*DIRECTIONS*. All of the data should be repeated exactly; pictures are not part of the copy.

*INFORMATION GIVEN*.
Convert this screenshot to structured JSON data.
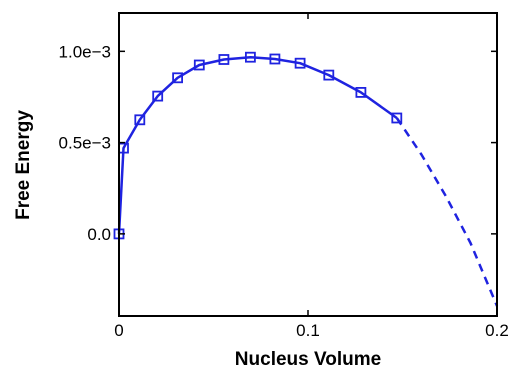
{
  "chart_data": {
    "type": "line",
    "xlabel": "Nucleus Volume",
    "ylabel": "Free Energy",
    "xlim": [
      0,
      0.2
    ],
    "ylim": [
      -0.00045,
      0.00121
    ],
    "x_ticks": [
      0,
      0.1,
      0.2
    ],
    "x_tick_labels": [
      "0",
      "0.1",
      "0.2"
    ],
    "y_ticks": [
      0,
      0.0005,
      0.001
    ],
    "y_tick_labels": [
      "0.0",
      "0.5e−3",
      "1.0e−3"
    ],
    "grid": false,
    "legend": "none",
    "series": [
      {
        "style": "solid",
        "marker": "square",
        "color": "#1f23e0",
        "x": [
          0,
          0.0024,
          0.011,
          0.0205,
          0.031,
          0.0425,
          0.0555,
          0.0695,
          0.0825,
          0.0958,
          0.111,
          0.128,
          0.147
        ],
        "y": [
          0,
          0.00047,
          0.000625,
          0.000755,
          0.000855,
          0.000925,
          0.000955,
          0.000968,
          0.000958,
          0.000935,
          0.00087,
          0.000775,
          0.000635
        ]
      },
      {
        "style": "dashed",
        "marker": "none",
        "color": "#1f23e0",
        "x": [
          0.147,
          0.16,
          0.173,
          0.186,
          0.2
        ],
        "y": [
          0.000635,
          0.000435,
          0.000205,
          -5e-05,
          -0.000395
        ]
      }
    ]
  }
}
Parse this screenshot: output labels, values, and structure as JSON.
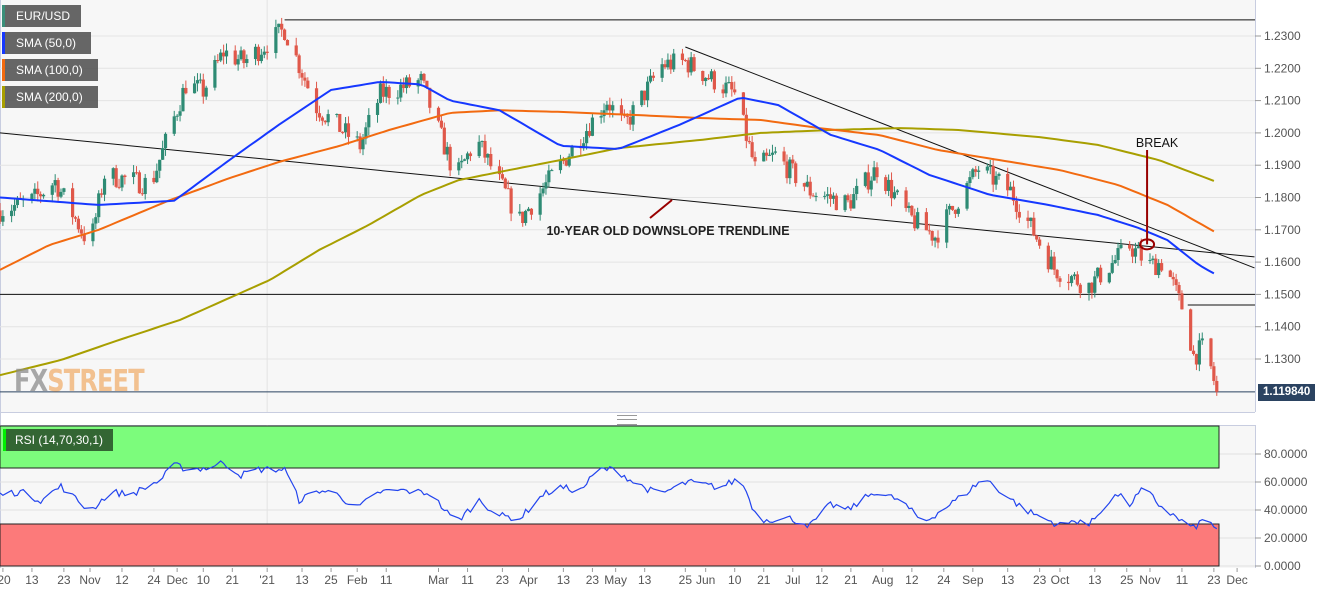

*ANSWER TO THE EXERCISE*.
Convert this screenshot to structured JSON data.
{
  "chart_data": {
    "type": "line",
    "xlabel": "Nucleus Volume",
    "ylabel": "Free Energy",
    "xlim": [
      0,
      0.2
    ],
    "ylim": [
      -0.00045,
      0.00121
    ],
    "x_ticks": [
      0,
      0.1,
      0.2
    ],
    "x_tick_labels": [
      "0",
      "0.1",
      "0.2"
    ],
    "y_ticks": [
      0,
      0.0005,
      0.001
    ],
    "y_tick_labels": [
      "0.0",
      "0.5e−3",
      "1.0e−3"
    ],
    "grid": false,
    "legend": "none",
    "series": [
      {
        "style": "solid",
        "marker": "square",
        "color": "#1f23e0",
        "x": [
          0,
          0.0024,
          0.011,
          0.0205,
          0.031,
          0.0425,
          0.0555,
          0.0695,
          0.0825,
          0.0958,
          0.111,
          0.128,
          0.147
        ],
        "y": [
          0,
          0.00047,
          0.000625,
          0.000755,
          0.000855,
          0.000925,
          0.000955,
          0.000968,
          0.000958,
          0.000935,
          0.00087,
          0.000775,
          0.000635
        ]
      },
      {
        "style": "dashed",
        "marker": "none",
        "color": "#1f23e0",
        "x": [
          0.147,
          0.16,
          0.173,
          0.186,
          0.2
        ],
        "y": [
          0.000635,
          0.000435,
          0.000205,
          -5e-05,
          -0.000395
        ]
      }
    ]
  }
}
Parse this screenshot: output labels, values, and structure as JSON.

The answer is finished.